Dataset records
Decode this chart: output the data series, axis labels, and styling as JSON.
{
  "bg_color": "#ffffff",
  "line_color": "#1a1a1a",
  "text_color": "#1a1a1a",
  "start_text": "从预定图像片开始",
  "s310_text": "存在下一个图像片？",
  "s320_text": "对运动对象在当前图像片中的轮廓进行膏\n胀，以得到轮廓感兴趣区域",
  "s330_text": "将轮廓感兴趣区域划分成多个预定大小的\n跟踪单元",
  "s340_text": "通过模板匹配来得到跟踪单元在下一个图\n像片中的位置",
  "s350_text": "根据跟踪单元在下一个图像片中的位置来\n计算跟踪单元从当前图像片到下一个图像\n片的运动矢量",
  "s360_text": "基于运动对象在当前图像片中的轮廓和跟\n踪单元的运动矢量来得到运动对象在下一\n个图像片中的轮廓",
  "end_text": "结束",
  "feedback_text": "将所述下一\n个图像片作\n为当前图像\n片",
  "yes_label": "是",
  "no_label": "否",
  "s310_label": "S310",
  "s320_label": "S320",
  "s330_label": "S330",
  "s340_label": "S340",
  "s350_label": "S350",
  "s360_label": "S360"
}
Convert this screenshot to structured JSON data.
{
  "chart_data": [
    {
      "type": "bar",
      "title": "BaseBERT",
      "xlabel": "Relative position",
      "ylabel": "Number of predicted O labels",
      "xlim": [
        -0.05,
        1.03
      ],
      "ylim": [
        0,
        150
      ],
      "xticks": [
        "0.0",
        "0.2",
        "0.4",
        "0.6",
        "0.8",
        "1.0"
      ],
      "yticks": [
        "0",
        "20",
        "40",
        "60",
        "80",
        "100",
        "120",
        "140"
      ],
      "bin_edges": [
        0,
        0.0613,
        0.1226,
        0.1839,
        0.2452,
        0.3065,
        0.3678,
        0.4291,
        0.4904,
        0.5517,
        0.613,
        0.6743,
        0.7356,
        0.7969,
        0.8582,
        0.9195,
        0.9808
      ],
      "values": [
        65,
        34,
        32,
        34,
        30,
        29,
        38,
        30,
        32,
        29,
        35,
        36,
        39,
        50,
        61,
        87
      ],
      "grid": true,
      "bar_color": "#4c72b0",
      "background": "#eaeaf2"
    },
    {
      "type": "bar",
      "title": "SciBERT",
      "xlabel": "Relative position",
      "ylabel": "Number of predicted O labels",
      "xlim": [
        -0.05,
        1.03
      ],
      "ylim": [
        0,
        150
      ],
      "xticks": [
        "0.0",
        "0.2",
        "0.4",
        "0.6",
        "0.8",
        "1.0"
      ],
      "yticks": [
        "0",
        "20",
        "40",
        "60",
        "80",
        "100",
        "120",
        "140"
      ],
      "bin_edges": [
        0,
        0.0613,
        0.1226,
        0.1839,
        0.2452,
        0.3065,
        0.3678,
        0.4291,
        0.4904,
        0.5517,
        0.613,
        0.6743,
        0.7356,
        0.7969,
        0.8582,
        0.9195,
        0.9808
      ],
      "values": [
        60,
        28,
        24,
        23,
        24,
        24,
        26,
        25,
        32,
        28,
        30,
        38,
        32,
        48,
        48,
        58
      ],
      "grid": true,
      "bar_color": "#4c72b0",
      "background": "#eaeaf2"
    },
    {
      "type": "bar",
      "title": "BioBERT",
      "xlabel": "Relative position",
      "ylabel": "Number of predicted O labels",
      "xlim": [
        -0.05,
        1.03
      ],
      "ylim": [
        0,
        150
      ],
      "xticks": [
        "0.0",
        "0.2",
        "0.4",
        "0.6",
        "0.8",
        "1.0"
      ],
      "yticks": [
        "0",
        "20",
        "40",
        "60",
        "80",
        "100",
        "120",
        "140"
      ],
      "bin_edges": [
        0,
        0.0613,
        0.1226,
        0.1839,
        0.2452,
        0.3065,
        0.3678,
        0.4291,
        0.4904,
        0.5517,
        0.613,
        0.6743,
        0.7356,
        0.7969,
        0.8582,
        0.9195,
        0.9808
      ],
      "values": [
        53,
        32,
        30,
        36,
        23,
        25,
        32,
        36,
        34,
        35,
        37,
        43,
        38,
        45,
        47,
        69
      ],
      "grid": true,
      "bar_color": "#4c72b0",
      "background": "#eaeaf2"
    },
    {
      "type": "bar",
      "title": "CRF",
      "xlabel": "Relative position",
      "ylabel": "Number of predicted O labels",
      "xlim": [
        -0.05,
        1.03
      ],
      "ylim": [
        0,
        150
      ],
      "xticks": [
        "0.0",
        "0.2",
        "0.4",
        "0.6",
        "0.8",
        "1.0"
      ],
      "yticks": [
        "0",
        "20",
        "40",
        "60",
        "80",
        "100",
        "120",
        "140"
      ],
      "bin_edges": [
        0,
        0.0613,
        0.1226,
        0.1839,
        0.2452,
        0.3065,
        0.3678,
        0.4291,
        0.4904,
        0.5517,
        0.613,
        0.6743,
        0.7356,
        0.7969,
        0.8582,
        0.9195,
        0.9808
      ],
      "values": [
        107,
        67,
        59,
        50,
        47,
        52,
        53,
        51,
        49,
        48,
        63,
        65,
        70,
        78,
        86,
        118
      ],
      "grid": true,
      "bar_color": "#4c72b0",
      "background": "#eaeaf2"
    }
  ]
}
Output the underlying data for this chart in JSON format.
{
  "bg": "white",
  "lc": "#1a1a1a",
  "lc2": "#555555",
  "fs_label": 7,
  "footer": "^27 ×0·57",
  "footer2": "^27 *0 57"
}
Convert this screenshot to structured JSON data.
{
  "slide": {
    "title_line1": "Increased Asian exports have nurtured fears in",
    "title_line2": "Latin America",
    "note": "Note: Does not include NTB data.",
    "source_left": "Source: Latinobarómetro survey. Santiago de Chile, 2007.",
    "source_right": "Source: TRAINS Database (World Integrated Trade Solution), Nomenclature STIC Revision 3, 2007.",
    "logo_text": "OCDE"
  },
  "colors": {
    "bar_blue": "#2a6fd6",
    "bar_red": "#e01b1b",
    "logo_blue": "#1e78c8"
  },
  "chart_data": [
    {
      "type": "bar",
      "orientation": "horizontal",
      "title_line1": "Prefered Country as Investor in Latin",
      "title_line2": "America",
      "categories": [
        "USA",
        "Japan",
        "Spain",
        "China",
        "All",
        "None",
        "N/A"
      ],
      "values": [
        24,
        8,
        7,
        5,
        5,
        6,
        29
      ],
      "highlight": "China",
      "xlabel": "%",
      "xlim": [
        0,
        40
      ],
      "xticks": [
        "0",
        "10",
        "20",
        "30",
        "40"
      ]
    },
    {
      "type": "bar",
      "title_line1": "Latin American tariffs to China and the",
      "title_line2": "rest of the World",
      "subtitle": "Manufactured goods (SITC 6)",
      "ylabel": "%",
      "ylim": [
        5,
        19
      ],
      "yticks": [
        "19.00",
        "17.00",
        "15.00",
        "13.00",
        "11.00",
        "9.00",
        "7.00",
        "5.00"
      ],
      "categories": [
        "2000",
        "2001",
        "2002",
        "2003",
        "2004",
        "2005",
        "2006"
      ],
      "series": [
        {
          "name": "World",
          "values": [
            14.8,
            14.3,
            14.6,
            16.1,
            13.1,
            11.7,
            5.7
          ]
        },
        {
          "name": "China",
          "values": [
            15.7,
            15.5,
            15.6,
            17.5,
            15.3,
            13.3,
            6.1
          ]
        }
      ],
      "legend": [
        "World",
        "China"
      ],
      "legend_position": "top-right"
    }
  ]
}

§ **THE REQUEST**:
Retype the data in full and match it exactly.

§ **TASK SOLUTION**:
Decode this chart: output the data series, axis labels, and styling as JSON.
{
  "bg_color": "#ffffff",
  "line_color": "#1a1a1a",
  "text_color": "#1a1a1a",
  "start_text": "从预定图像片开始",
  "s310_text": "存在下一个图像片？",
  "s320_text": "对运动对象在当前图像片中的轮廓进行膏\n胀，以得到轮廓感兴趣区域",
  "s330_text": "将轮廓感兴趣区域划分成多个预定大小的\n跟踪单元",
  "s340_text": "通过模板匹配来得到跟踪单元在下一个图\n像片中的位置",
  "s350_text": "根据跟踪单元在下一个图像片中的位置来\n计算跟踪单元从当前图像片到下一个图像\n片的运动矢量",
  "s360_text": "基于运动对象在当前图像片中的轮廓和跟\n踪单元的运动矢量来得到运动对象在下一\n个图像片中的轮廓",
  "end_text": "结束",
  "feedback_text": "将所述下一\n个图像片作\n为当前图像\n片",
  "yes_label": "是",
  "no_label": "否",
  "s310_label": "S310",
  "s320_label": "S320",
  "s330_label": "S330",
  "s340_label": "S340",
  "s350_label": "S350",
  "s360_label": "S360"
}
Convert this screenshot to structured JSON data.
{
  "chart_data": [
    {
      "type": "bar",
      "title": "BaseBERT",
      "xlabel": "Relative position",
      "ylabel": "Number of predicted O labels",
      "xlim": [
        -0.05,
        1.03
      ],
      "ylim": [
        0,
        150
      ],
      "xticks": [
        "0.0",
        "0.2",
        "0.4",
        "0.6",
        "0.8",
        "1.0"
      ],
      "yticks": [
        "0",
        "20",
        "40",
        "60",
        "80",
        "100",
        "120",
        "140"
      ],
      "bin_edges": [
        0,
        0.0613,
        0.1226,
        0.1839,
        0.2452,
        0.3065,
        0.3678,
        0.4291,
        0.4904,
        0.5517,
        0.613,
        0.6743,
        0.7356,
        0.7969,
        0.8582,
        0.9195,
        0.9808
      ],
      "values": [
        65,
        34,
        32,
        34,
        30,
        29,
        38,
        30,
        32,
        29,
        35,
        36,
        39,
        50,
        61,
        87
      ],
      "grid": true,
      "bar_color": "#4c72b0",
      "background": "#eaeaf2"
    },
    {
      "type": "bar",
      "title": "SciBERT",
      "xlabel": "Relative position",
      "ylabel": "Number of predicted O labels",
      "xlim": [
        -0.05,
        1.03
      ],
      "ylim": [
        0,
        150
      ],
      "xticks": [
        "0.0",
        "0.2",
        "0.4",
        "0.6",
        "0.8",
        "1.0"
      ],
      "yticks": [
        "0",
        "20",
        "40",
        "60",
        "80",
        "100",
        "120",
        "140"
      ],
      "bin_edges": [
        0,
        0.0613,
        0.1226,
        0.1839,
        0.2452,
        0.3065,
        0.3678,
        0.4291,
        0.4904,
        0.5517,
        0.613,
        0.6743,
        0.7356,
        0.7969,
        0.8582,
        0.9195,
        0.9808
      ],
      "values": [
        60,
        28,
        24,
        23,
        24,
        24,
        26,
        25,
        32,
        28,
        30,
        38,
        32,
        48,
        48,
        58
      ],
      "grid": true,
      "bar_color": "#4c72b0",
      "background": "#eaeaf2"
    },
    {
      "type": "bar",
      "title": "BioBERT",
      "xlabel": "Relative position",
      "ylabel": "Number of predicted O labels",
      "xlim": [
        -0.05,
        1.03
      ],
      "ylim": [
        0,
        150
      ],
      "xticks": [
        "0.0",
        "0.2",
        "0.4",
        "0.6",
        "0.8",
        "1.0"
      ],
      "yticks": [
        "0",
        "20",
        "40",
        "60",
        "80",
        "100",
        "120",
        "140"
      ],
      "bin_edges": [
        0,
        0.0613,
        0.1226,
        0.1839,
        0.2452,
        0.3065,
        0.3678,
        0.4291,
        0.4904,
        0.5517,
        0.613,
        0.6743,
        0.7356,
        0.7969,
        0.8582,
        0.9195,
        0.9808
      ],
      "values": [
        53,
        32,
        30,
        36,
        23,
        25,
        32,
        36,
        34,
        35,
        37,
        43,
        38,
        45,
        47,
        69
      ],
      "grid": true,
      "bar_color": "#4c72b0",
      "background": "#eaeaf2"
    },
    {
      "type": "bar",
      "title": "CRF",
      "xlabel": "Relative position",
      "ylabel": "Number of predicted O labels",
      "xlim": [
        -0.05,
        1.03
      ],
      "ylim": [
        0,
        150
      ],
      "xticks": [
        "0.0",
        "0.2",
        "0.4",
        "0.6",
        "0.8",
        "1.0"
      ],
      "yticks": [
        "0",
        "20",
        "40",
        "60",
        "80",
        "100",
        "120",
        "140"
      ],
      "bin_edges": [
        0,
        0.0613,
        0.1226,
        0.1839,
        0.2452,
        0.3065,
        0.3678,
        0.4291,
        0.4904,
        0.5517,
        0.613,
        0.6743,
        0.7356,
        0.7969,
        0.8582,
        0.9195,
        0.9808
      ],
      "values": [
        107,
        67,
        59,
        50,
        47,
        52,
        53,
        51,
        49,
        48,
        63,
        65,
        70,
        78,
        86,
        118
      ],
      "grid": true,
      "bar_color": "#4c72b0",
      "background": "#eaeaf2"
    }
  ]
}
Output the underlying data for this chart in JSON format.
{
  "bg": "white",
  "lc": "#1a1a1a",
  "lc2": "#555555",
  "fs_label": 7,
  "footer": "^27 ×0·57",
  "footer2": "^27 *0 57"
}
Convert this screenshot to structured JSON data.
{
  "slide": {
    "title_line1": "Increased Asian exports have nurtured fears in",
    "title_line2": "Latin America",
    "note": "Note: Does not include NTB data.",
    "source_left": "Source: Latinobarómetro survey. Santiago de Chile, 2007.",
    "source_right": "Source: TRAINS Database (World Integrated Trade Solution), Nomenclature STIC Revision 3, 2007.",
    "logo_text": "OCDE"
  },
  "colors": {
    "bar_blue": "#2a6fd6",
    "bar_red": "#e01b1b",
    "logo_blue": "#1e78c8"
  },
  "chart_data": [
    {
      "type": "bar",
      "orientation": "horizontal",
      "title_line1": "Prefered Country as Investor in Latin",
      "title_line2": "America",
      "categories": [
        "USA",
        "Japan",
        "Spain",
        "China",
        "All",
        "None",
        "N/A"
      ],
      "values": [
        24,
        8,
        7,
        5,
        5,
        6,
        29
      ],
      "highlight": "China",
      "xlabel": "%",
      "xlim": [
        0,
        40
      ],
      "xticks": [
        "0",
        "10",
        "20",
        "30",
        "40"
      ]
    },
    {
      "type": "bar",
      "title_line1": "Latin American tariffs to China and the",
      "title_line2": "rest of the World",
      "subtitle": "Manufactured goods (SITC 6)",
      "ylabel": "%",
      "ylim": [
        5,
        19
      ],
      "yticks": [
        "19.00",
        "17.00",
        "15.00",
        "13.00",
        "11.00",
        "9.00",
        "7.00",
        "5.00"
      ],
      "categories": [
        "2000",
        "2001",
        "2002",
        "2003",
        "2004",
        "2005",
        "2006"
      ],
      "series": [
        {
          "name": "World",
          "values": [
            14.8,
            14.3,
            14.6,
            16.1,
            13.1,
            11.7,
            5.7
          ]
        },
        {
          "name": "China",
          "values": [
            15.7,
            15.5,
            15.6,
            17.5,
            15.3,
            13.3,
            6.1
          ]
        }
      ],
      "legend": [
        "World",
        "China"
      ],
      "legend_position": "top-right"
    }
  ]
}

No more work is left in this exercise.